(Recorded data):
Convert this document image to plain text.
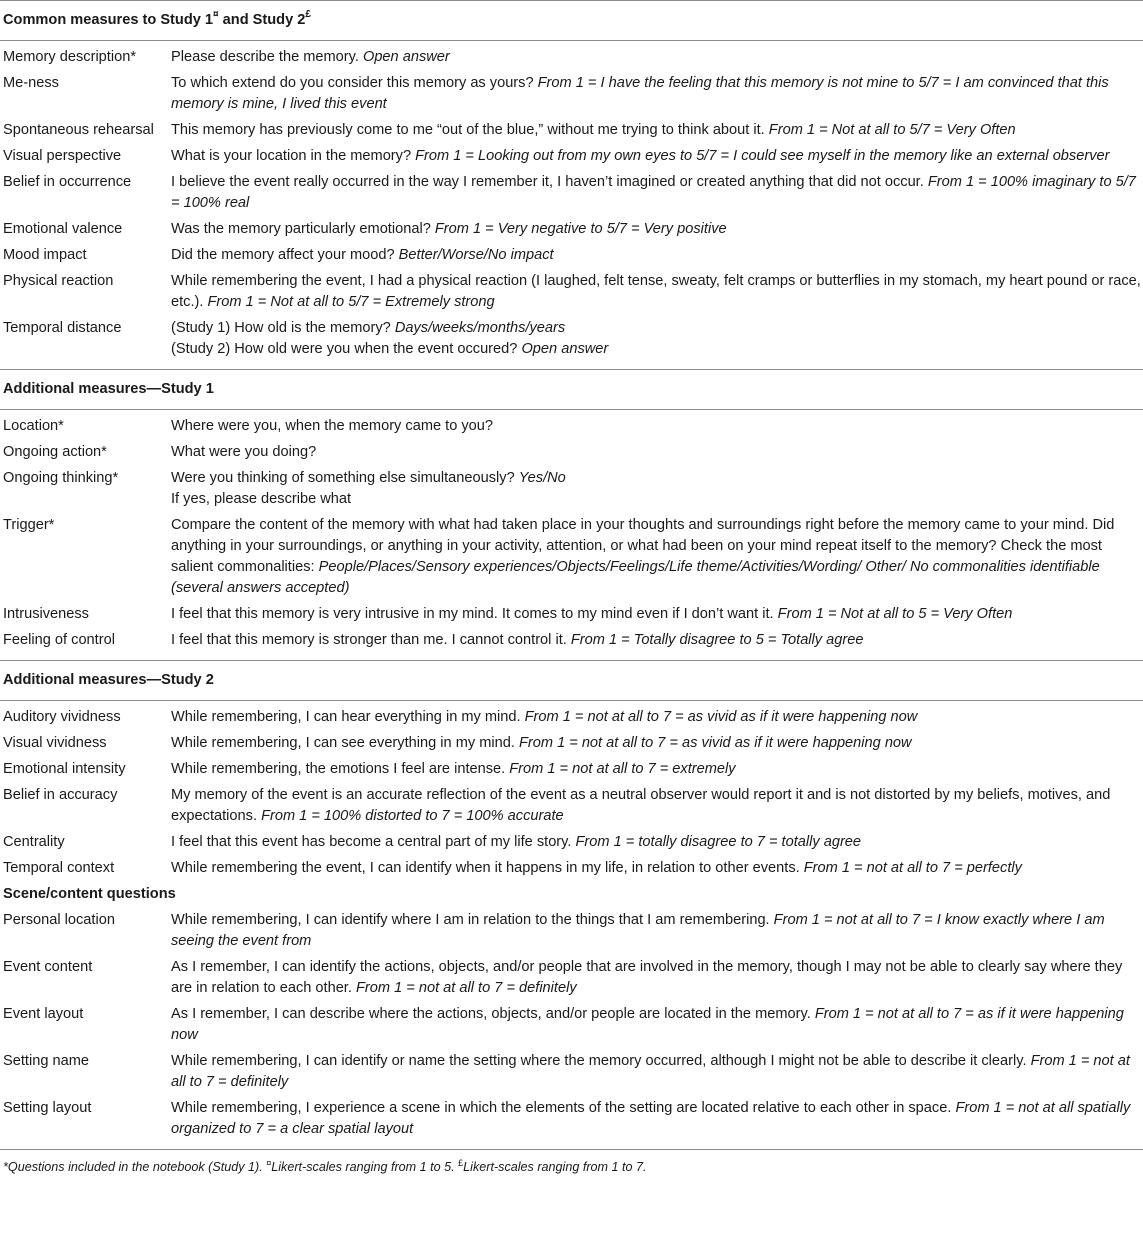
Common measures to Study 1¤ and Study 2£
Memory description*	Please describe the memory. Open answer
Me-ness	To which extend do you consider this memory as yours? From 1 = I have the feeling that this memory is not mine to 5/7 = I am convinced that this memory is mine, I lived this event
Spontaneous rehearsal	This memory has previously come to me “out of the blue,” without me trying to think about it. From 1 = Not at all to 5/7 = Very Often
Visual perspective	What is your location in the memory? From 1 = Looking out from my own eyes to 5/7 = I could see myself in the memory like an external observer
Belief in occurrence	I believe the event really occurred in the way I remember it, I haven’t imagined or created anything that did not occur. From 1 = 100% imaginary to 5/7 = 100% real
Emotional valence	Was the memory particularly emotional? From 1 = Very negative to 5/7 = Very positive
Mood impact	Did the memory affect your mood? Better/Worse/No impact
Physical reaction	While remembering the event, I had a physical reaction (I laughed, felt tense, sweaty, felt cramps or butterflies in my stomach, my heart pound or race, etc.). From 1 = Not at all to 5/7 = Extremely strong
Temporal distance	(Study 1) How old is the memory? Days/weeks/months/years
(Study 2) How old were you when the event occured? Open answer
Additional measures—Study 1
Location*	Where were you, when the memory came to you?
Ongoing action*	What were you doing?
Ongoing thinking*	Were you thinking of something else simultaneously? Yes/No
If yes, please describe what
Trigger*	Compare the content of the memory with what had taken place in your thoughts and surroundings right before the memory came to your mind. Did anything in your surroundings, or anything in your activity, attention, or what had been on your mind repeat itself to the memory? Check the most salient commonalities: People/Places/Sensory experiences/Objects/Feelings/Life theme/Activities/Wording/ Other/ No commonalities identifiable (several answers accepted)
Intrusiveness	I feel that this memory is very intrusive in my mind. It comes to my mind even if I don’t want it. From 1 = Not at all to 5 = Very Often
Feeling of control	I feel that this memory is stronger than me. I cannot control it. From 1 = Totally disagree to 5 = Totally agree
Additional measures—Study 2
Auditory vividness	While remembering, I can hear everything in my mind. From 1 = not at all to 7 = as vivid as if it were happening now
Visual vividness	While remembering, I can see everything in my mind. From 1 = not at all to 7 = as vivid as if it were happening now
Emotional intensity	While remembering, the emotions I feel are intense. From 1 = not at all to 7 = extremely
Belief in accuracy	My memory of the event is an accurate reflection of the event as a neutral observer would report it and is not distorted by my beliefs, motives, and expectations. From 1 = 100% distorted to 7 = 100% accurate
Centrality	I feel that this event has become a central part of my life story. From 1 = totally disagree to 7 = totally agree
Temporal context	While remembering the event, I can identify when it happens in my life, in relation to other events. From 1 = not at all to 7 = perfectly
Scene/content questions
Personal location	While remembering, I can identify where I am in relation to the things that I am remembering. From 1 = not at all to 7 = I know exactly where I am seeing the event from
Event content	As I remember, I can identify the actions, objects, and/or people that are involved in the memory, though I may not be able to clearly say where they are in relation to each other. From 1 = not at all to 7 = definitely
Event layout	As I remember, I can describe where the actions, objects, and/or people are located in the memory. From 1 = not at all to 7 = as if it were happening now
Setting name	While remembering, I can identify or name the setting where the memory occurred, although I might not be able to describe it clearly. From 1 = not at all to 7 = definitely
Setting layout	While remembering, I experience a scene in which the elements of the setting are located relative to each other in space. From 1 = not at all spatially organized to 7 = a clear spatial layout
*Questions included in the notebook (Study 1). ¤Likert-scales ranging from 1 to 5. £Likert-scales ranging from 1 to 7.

(Challenge):
Copy out the data above exactly, except the pictures.

(Solution below):
Convert this document image to plain text.
Common measures to Study 1¤ and Study 2£
Memory description*	Please describe the memory. Open answer
Me-ness	To which extend do you consider this memory as yours? From 1 = I have the feeling that this memory is not mine to 5/7 = I am convinced that this memory is mine, I lived this event
Spontaneous rehearsal	This memory has previously come to me “out of the blue,” without me trying to think about it. From 1 = Not at all to 5/7 = Very Often
Visual perspective	What is your location in the memory? From 1 = Looking out from my own eyes to 5/7 = I could see myself in the memory like an external observer
Belief in occurrence	I believe the event really occurred in the way I remember it, I haven’t imagined or created anything that did not occur. From 1 = 100% imaginary to 5/7 = 100% real
Emotional valence	Was the memory particularly emotional? From 1 = Very negative to 5/7 = Very positive
Mood impact	Did the memory affect your mood? Better/Worse/No impact
Physical reaction	While remembering the event, I had a physical reaction (I laughed, felt tense, sweaty, felt cramps or butterflies in my stomach, my heart pound or race, etc.). From 1 = Not at all to 5/7 = Extremely strong
Temporal distance	(Study 1) How old is the memory? Days/weeks/months/years
(Study 2) How old were you when the event occured? Open answer
Additional measures—Study 1
Location*	Where were you, when the memory came to you?
Ongoing action*	What were you doing?
Ongoing thinking*	Were you thinking of something else simultaneously? Yes/No
If yes, please describe what
Trigger*	Compare the content of the memory with what had taken place in your thoughts and surroundings right before the memory came to your mind. Did anything in your surroundings, or anything in your activity, attention, or what had been on your mind repeat itself to the memory? Check the most salient commonalities: People/Places/Sensory experiences/Objects/Feelings/Life theme/Activities/Wording/ Other/ No commonalities identifiable (several answers accepted)
Intrusiveness	I feel that this memory is very intrusive in my mind. It comes to my mind even if I don’t want it. From 1 = Not at all to 5 = Very Often
Feeling of control	I feel that this memory is stronger than me. I cannot control it. From 1 = Totally disagree to 5 = Totally agree
Additional measures—Study 2
Auditory vividness	While remembering, I can hear everything in my mind. From 1 = not at all to 7 = as vivid as if it were happening now
Visual vividness	While remembering, I can see everything in my mind. From 1 = not at all to 7 = as vivid as if it were happening now
Emotional intensity	While remembering, the emotions I feel are intense. From 1 = not at all to 7 = extremely
Belief in accuracy	My memory of the event is an accurate reflection of the event as a neutral observer would report it and is not distorted by my beliefs, motives, and expectations. From 1 = 100% distorted to 7 = 100% accurate
Centrality	I feel that this event has become a central part of my life story. From 1 = totally disagree to 7 = totally agree
Temporal context	While remembering the event, I can identify when it happens in my life, in relation to other events. From 1 = not at all to 7 = perfectly
Scene/content questions
Personal location	While remembering, I can identify where I am in relation to the things that I am remembering. From 1 = not at all to 7 = I know exactly where I am seeing the event from
Event content	As I remember, I can identify the actions, objects, and/or people that are involved in the memory, though I may not be able to clearly say where they are in relation to each other. From 1 = not at all to 7 = definitely
Event layout	As I remember, I can describe where the actions, objects, and/or people are located in the memory. From 1 = not at all to 7 = as if it were happening now
Setting name	While remembering, I can identify or name the setting where the memory occurred, although I might not be able to describe it clearly. From 1 = not at all to 7 = definitely
Setting layout	While remembering, I experience a scene in which the elements of the setting are located relative to each other in space. From 1 = not at all spatially organized to 7 = a clear spatial layout
*Questions included in the notebook (Study 1). ¤Likert-scales ranging from 1 to 5. £Likert-scales ranging from 1 to 7.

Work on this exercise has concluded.